# [What is being asked]
Each line containing the word "this" should be found and copied.

(Figure record listings)

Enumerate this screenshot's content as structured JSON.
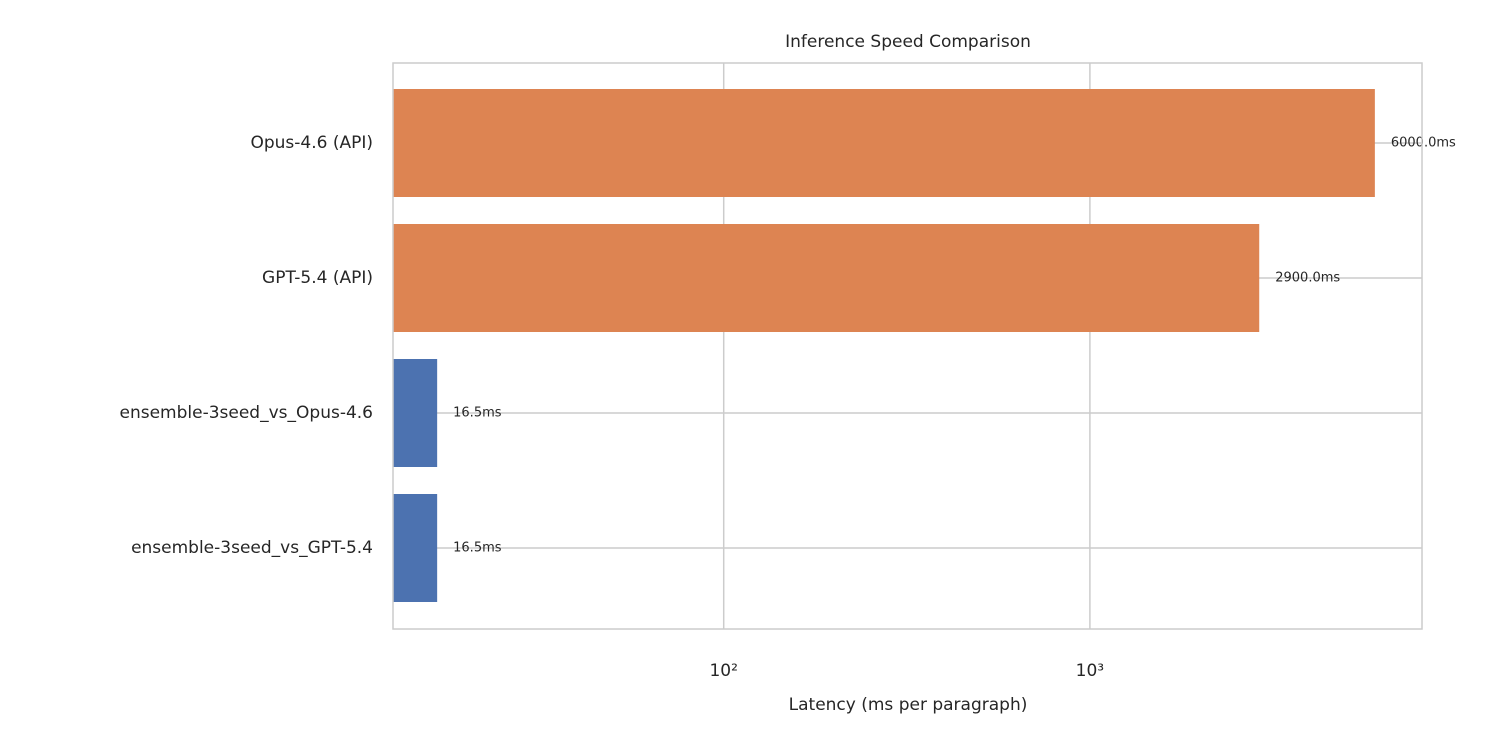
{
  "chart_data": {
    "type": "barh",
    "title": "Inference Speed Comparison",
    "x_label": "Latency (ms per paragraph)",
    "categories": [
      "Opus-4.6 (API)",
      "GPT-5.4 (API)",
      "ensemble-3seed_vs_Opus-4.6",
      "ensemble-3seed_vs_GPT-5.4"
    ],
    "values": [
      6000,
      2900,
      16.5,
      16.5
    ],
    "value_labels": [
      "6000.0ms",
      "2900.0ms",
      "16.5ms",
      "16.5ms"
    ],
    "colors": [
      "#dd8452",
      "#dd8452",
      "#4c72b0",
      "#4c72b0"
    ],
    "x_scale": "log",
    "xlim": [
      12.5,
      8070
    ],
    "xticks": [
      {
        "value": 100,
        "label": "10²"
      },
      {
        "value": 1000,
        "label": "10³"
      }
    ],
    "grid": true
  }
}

* * *

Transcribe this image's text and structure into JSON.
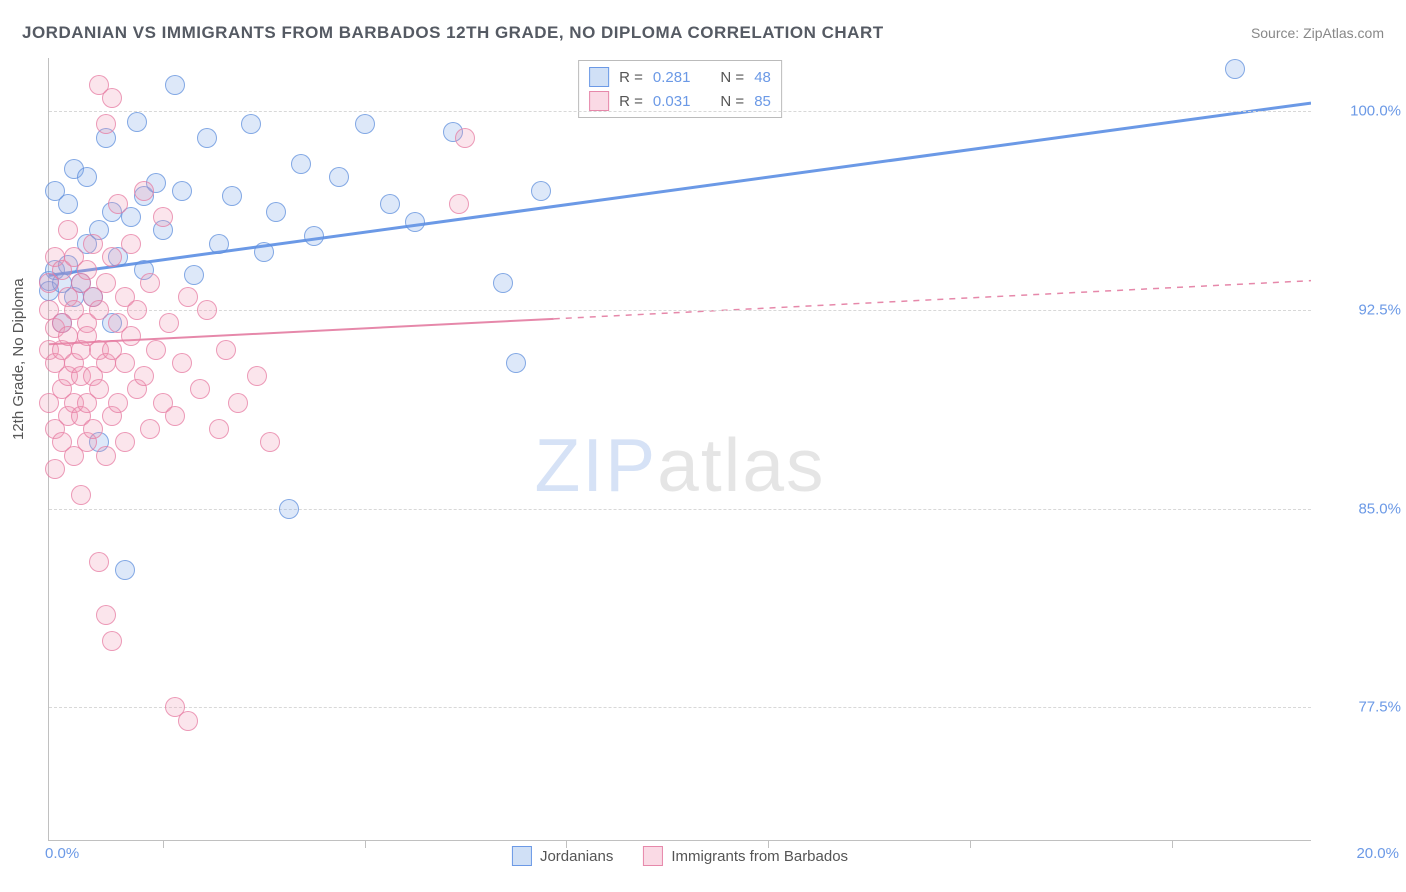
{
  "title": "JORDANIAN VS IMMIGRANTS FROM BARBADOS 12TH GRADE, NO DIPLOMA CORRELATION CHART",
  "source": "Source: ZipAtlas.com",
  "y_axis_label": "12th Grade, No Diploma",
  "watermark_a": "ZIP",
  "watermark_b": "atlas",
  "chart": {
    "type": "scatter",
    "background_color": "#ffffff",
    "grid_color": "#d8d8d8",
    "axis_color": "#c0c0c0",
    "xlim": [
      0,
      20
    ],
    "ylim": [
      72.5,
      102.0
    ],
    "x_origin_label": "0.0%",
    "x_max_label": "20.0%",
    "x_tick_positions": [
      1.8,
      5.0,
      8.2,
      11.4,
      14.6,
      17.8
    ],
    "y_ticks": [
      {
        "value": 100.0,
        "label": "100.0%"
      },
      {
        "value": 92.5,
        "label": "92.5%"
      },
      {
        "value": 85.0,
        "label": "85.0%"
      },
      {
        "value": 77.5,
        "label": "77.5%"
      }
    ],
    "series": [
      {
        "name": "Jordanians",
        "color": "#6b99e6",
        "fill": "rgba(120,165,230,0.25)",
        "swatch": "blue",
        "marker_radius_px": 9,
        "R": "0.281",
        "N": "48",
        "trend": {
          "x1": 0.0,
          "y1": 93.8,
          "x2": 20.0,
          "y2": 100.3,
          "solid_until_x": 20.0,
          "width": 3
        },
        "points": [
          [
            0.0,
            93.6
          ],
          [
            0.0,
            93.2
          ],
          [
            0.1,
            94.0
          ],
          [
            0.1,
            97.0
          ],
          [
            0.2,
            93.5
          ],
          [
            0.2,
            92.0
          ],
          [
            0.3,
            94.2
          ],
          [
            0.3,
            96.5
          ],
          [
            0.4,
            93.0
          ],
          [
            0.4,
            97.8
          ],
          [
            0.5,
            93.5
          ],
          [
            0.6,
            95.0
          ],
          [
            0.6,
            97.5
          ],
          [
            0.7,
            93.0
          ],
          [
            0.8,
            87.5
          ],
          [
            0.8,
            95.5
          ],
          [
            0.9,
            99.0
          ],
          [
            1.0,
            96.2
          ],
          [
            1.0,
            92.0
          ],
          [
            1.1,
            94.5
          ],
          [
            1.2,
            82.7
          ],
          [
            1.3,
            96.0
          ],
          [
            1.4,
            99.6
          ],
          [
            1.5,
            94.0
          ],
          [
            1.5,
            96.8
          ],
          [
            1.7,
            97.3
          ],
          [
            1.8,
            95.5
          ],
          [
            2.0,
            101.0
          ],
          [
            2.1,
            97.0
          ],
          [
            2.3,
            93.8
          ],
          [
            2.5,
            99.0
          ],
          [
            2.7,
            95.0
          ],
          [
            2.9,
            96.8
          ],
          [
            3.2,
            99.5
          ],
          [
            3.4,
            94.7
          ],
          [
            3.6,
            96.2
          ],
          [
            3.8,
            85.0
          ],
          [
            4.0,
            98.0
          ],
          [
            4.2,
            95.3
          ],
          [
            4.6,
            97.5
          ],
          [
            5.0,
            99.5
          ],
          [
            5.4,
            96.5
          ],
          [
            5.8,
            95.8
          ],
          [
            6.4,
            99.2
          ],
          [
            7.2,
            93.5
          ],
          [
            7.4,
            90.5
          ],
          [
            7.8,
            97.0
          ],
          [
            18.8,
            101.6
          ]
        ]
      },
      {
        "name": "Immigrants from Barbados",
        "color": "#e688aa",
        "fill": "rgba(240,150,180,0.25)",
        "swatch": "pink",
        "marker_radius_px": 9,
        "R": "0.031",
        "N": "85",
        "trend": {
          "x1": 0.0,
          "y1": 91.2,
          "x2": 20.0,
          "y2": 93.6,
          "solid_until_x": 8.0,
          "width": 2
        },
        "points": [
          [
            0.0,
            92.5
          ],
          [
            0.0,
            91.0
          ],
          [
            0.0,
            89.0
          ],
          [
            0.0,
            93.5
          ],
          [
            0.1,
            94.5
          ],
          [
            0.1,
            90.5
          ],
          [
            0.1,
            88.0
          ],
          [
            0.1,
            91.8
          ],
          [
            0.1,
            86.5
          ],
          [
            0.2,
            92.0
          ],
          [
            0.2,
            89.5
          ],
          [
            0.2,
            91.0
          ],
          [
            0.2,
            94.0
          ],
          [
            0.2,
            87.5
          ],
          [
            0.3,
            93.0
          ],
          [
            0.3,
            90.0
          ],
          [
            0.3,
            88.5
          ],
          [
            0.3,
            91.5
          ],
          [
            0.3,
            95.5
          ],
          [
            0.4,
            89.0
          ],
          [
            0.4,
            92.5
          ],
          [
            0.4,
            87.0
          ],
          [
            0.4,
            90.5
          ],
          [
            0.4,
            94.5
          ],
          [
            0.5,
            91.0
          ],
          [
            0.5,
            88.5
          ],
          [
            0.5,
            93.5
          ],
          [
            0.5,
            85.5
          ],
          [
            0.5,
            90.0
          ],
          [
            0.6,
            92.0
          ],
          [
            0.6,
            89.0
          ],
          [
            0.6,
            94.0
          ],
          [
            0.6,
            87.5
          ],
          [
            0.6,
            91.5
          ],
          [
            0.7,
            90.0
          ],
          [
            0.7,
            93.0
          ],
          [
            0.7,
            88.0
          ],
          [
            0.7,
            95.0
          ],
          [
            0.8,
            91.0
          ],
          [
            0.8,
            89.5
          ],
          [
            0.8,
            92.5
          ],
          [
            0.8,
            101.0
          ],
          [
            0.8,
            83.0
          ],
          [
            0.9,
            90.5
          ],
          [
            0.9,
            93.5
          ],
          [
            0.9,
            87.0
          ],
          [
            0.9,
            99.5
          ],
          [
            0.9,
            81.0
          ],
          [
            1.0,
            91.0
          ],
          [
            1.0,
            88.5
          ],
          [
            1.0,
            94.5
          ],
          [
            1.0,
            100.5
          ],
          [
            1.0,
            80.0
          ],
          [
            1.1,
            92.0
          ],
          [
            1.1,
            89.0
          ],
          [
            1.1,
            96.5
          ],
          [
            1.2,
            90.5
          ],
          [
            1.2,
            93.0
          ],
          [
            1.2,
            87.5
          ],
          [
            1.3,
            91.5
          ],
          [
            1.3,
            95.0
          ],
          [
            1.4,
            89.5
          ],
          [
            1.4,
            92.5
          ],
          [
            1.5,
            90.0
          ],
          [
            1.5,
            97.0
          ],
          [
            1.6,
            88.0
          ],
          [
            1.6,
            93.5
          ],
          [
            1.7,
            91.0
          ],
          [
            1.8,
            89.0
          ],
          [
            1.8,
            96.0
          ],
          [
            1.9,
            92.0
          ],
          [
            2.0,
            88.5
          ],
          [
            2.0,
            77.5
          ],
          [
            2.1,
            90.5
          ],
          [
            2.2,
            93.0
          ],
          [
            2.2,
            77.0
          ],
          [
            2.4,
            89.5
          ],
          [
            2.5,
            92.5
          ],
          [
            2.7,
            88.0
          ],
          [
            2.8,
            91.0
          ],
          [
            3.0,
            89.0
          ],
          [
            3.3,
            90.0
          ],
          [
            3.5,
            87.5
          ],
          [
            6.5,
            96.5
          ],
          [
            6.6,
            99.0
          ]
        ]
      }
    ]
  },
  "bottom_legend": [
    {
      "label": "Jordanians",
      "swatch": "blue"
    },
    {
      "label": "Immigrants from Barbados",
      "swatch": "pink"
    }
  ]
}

# [Full output]
Enumerate this screenshot's content as structured JSON.
Transcribe this image's text and structure into JSON.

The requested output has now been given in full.